#### [MATERIAL TO PROCESS]
[START]
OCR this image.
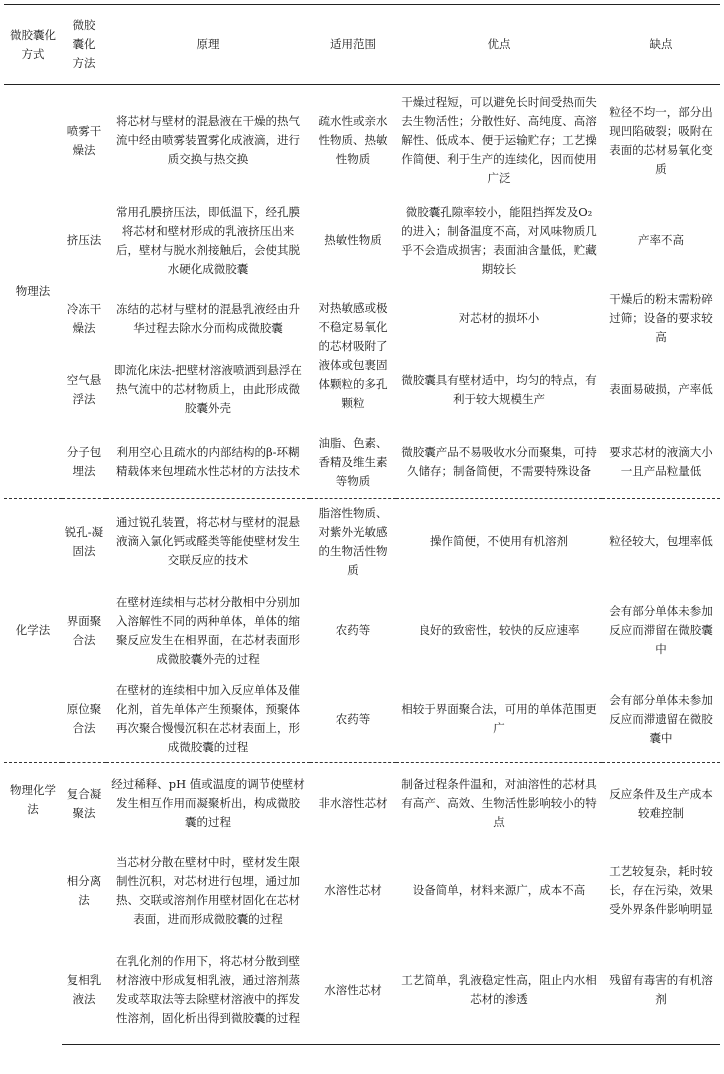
微胶囊化方式	微胶囊化方法	原理	适用范围	优点	缺点
物理法	喷雾干燥法	将芯材与壁材的混悬液在干燥的热气流中经由喷雾装置雾化成液滴，进行质交换与热交换	疏水性或亲水性物质、热敏性物质	干燥过程短，可以避免长时间受热而失去生物活性；分散性好、高纯度、高溶解性、低成本、便于运输贮存；工艺操作简便、利于生产的连续化，因而使用广泛	粒径不均一，部分出现凹陷破裂；吸附在表面的芯材易氧化变质
	挤压法	常用孔膜挤压法，即低温下，经孔膜将芯材和壁材形成的乳液挤压出来后，壁材与脱水剂接触后，会使其脱水硬化成微胶囊	热敏性物质	微胶囊孔隙率较小，能阻挡挥发及O₂的进入；制备温度不高，对风味物质几乎不会造成损害；表面油含量低，贮藏期较长	产率不高
	冷冻干燥法	冻结的芯材与壁材的混悬乳液经由升华过程去除水分而构成微胶囊	对热敏感或极不稳定易氧化的芯材吸附了液体或包裹固体颗粒的多孔颗粒	对芯材的损坏小	干燥后的粉末需粉碎过筛；设备的要求较高
	空气悬浮法	即流化床法-把壁材溶液喷洒到悬浮在热气流中的芯材物质上，由此形成微胶囊外壳		微胶囊具有壁材适中，均匀的特点，有利于较大规模生产	表面易破损，产率低
	分子包埋法	利用空心且疏水的内部结构的β-环糊精载体来包埋疏水性芯材的方法技术	油脂、色素、香精及维生素等物质	微胶囊产品不易吸收水分而聚集，可持久储存；制备简便，不需要特殊设备	要求芯材的液滴大小一且产品粒量低
化学法	锐孔-凝固法	通过锐孔装置，将芯材与壁材的混悬液滴入氯化钙或醛类等能使壁材发生交联反应的技术	脂溶性物质、对紫外光敏感的生物活性物质	操作简便，不使用有机溶剂	粒径较大，包埋率低
	界面聚合法	在壁材连续相与芯材分散相中分别加入溶解性不同的两种单体，单体的缩聚反应发生在相界面，在芯材表面形成微胶囊外壳的过程	农药等	良好的致密性，较快的反应速率	会有部分单体未参加反应而滞留在微胶囊中
	原位聚合法	在壁材的连续相中加入反应单体及催化剂，首先单体产生预聚体，预聚体再次聚合慢慢沉积在芯材表面上，形成微胶囊的过程	农药等	相较于界面聚合法，可用的单体范围更广	会有部分单体未参加反应而滞遗留在微胶囊中
物理化学法	复合凝聚法	经过稀释、pH 值或温度的调节使壁材发生相互作用而凝聚析出，构成微胶囊的过程	非水溶性芯材	制备过程条件温和，对油溶性的芯材具有高产、高效、生物活性影响较小的特点	反应条件及生产成本较难控制
	相分离法	当芯材分散在壁材中时，壁材发生限制性沉积，对芯材进行包埋，通过加热、交联或溶剂作用壁材固化在芯材表面，进而形成微胶囊的过程	水溶性芯材	设备简单，材料来源广，成本不高	工艺较复杂，耗时较长，存在污染，效果受外界条件影响明显
	复相乳液法	在乳化剂的作用下，将芯材分散到壁材溶液中形成复相乳液，通过溶剂蒸发或萃取法等去除壁材溶液中的挥发性溶剂，固化析出得到微胶囊的过程	水溶性芯材	工艺简单，乳液稳定性高，阻止内水相芯材的渗透	残留有毒害的有机溶剂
[END]
#### [WHAT TO PRODUCE]
Repeat each record exactly as shown above, dropping all images.

#### [RESULT FOR THIS EXERCISE]
OCR this image.
微胶囊化方式	微胶囊化方法	原理	适用范围	优点	缺点
物理法	喷雾干燥法	将芯材与壁材的混悬液在干燥的热气流中经由喷雾装置雾化成液滴，进行质交换与热交换	疏水性或亲水性物质、热敏性物质	干燥过程短，可以避免长时间受热而失去生物活性；分散性好、高纯度、高溶解性、低成本、便于运输贮存；工艺操作简便、利于生产的连续化，因而使用广泛	粒径不均一，部分出现凹陷破裂；吸附在表面的芯材易氧化变质
	挤压法	常用孔膜挤压法，即低温下，经孔膜将芯材和壁材形成的乳液挤压出来后，壁材与脱水剂接触后，会使其脱水硬化成微胶囊	热敏性物质	微胶囊孔隙率较小，能阻挡挥发及O₂的进入；制备温度不高，对风味物质几乎不会造成损害；表面油含量低，贮藏期较长	产率不高
	冷冻干燥法	冻结的芯材与壁材的混悬乳液经由升华过程去除水分而构成微胶囊	对热敏感或极不稳定易氧化的芯材吸附了液体或包裹固体颗粒的多孔颗粒	对芯材的损坏小	干燥后的粉末需粉碎过筛；设备的要求较高
	空气悬浮法	即流化床法-把壁材溶液喷洒到悬浮在热气流中的芯材物质上，由此形成微胶囊外壳		微胶囊具有壁材适中，均匀的特点，有利于较大规模生产	表面易破损，产率低
	分子包埋法	利用空心且疏水的内部结构的β-环糊精载体来包埋疏水性芯材的方法技术	油脂、色素、香精及维生素等物质	微胶囊产品不易吸收水分而聚集，可持久储存；制备简便，不需要特殊设备	要求芯材的液滴大小一且产品粒量低
化学法	锐孔-凝固法	通过锐孔装置，将芯材与壁材的混悬液滴入氯化钙或醛类等能使壁材发生交联反应的技术	脂溶性物质、对紫外光敏感的生物活性物质	操作简便，不使用有机溶剂	粒径较大，包埋率低
	界面聚合法	在壁材连续相与芯材分散相中分别加入溶解性不同的两种单体，单体的缩聚反应发生在相界面，在芯材表面形成微胶囊外壳的过程	农药等	良好的致密性，较快的反应速率	会有部分单体未参加反应而滞留在微胶囊中
	原位聚合法	在壁材的连续相中加入反应单体及催化剂，首先单体产生预聚体，预聚体再次聚合慢慢沉积在芯材表面上，形成微胶囊的过程	农药等	相较于界面聚合法，可用的单体范围更广	会有部分单体未参加反应而滞遗留在微胶囊中
物理化学法	复合凝聚法	经过稀释、pH 值或温度的调节使壁材发生相互作用而凝聚析出，构成微胶囊的过程	非水溶性芯材	制备过程条件温和，对油溶性的芯材具有高产、高效、生物活性影响较小的特点	反应条件及生产成本较难控制
	相分离法	当芯材分散在壁材中时，壁材发生限制性沉积，对芯材进行包埋，通过加热、交联或溶剂作用壁材固化在芯材表面，进而形成微胶囊的过程	水溶性芯材	设备简单，材料来源广，成本不高	工艺较复杂，耗时较长，存在污染，效果受外界条件影响明显
	复相乳液法	在乳化剂的作用下，将芯材分散到壁材溶液中形成复相乳液，通过溶剂蒸发或萃取法等去除壁材溶液中的挥发性溶剂，固化析出得到微胶囊的过程	水溶性芯材	工艺简单，乳液稳定性高，阻止内水相芯材的渗透	残留有毒害的有机溶剂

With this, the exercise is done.